Task brief: Locate the string "annon" in the listing below. Copy every line where it is found.

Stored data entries
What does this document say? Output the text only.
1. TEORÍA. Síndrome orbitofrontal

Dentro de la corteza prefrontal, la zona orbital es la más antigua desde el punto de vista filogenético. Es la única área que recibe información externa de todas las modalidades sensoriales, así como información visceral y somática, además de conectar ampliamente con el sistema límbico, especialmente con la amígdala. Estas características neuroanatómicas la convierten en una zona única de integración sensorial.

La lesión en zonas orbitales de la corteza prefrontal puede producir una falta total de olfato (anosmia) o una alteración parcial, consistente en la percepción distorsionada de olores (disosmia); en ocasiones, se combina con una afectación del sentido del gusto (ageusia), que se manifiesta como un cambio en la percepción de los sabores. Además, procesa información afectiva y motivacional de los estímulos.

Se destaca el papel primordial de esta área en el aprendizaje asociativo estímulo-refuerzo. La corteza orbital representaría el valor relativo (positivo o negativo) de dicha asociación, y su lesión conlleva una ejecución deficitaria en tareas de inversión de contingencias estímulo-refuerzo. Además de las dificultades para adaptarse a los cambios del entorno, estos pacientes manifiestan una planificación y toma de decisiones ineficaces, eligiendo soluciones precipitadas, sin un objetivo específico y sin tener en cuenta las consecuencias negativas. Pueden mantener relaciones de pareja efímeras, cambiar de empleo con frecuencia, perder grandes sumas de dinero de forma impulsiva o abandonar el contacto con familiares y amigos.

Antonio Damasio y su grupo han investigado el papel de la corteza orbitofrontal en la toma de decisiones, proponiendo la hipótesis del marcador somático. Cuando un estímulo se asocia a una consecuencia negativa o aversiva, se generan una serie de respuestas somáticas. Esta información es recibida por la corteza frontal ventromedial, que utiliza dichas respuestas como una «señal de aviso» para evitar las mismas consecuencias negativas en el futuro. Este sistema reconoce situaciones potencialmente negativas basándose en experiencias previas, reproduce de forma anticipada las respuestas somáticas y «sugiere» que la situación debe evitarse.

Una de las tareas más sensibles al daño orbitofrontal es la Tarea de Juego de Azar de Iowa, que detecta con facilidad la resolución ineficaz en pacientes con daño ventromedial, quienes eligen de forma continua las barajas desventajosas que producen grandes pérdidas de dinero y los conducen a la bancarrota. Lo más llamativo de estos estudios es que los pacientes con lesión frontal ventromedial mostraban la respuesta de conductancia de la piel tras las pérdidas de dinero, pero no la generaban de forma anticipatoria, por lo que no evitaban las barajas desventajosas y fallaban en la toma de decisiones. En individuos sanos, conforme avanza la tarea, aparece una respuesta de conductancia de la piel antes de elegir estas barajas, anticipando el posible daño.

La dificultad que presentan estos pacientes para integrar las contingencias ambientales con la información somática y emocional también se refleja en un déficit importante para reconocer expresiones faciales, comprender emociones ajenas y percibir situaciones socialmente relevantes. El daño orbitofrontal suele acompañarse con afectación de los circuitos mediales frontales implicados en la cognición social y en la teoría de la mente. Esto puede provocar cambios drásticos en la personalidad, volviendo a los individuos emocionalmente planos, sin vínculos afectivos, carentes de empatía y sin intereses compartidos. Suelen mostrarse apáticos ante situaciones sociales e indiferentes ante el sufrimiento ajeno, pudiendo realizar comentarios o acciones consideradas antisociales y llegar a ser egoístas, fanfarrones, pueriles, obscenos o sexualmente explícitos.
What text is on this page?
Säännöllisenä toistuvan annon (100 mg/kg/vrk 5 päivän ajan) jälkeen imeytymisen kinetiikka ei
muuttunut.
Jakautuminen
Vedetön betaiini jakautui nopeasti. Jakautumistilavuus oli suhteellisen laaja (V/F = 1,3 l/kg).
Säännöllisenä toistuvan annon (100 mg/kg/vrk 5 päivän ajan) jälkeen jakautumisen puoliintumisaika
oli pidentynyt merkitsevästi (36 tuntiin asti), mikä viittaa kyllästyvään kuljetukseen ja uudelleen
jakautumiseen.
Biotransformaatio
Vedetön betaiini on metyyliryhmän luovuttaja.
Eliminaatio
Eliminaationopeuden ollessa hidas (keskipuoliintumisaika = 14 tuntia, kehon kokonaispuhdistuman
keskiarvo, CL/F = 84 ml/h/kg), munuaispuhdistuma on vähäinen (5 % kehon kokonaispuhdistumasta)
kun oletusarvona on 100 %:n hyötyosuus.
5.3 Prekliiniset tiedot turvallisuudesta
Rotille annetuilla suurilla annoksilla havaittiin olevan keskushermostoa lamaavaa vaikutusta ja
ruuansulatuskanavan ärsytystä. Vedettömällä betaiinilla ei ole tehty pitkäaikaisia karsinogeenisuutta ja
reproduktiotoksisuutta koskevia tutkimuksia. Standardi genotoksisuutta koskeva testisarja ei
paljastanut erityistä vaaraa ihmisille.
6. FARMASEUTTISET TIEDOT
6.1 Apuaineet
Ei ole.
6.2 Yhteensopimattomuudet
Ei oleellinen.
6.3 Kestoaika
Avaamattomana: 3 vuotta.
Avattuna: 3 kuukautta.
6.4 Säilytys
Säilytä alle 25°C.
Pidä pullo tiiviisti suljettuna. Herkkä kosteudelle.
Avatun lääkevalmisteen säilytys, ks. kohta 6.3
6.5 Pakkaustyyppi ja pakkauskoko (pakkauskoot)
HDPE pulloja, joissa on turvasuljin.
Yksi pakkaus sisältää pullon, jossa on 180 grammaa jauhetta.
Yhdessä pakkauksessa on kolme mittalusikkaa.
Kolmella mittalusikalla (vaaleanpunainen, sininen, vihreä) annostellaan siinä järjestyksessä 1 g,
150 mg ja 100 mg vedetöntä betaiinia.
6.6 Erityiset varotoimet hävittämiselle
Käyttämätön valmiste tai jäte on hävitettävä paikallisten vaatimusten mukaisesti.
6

Exercise response:
Säännöllisenä toistuvan annon (100 mg/kg/vrk 5 päivän ajan) jälkeen imeytymisen kinetiikka ei
Säännöllisenä toistuvan annon (100 mg/kg/vrk 5 päivän ajan) jälkeen jakautumisen puoliintumisaika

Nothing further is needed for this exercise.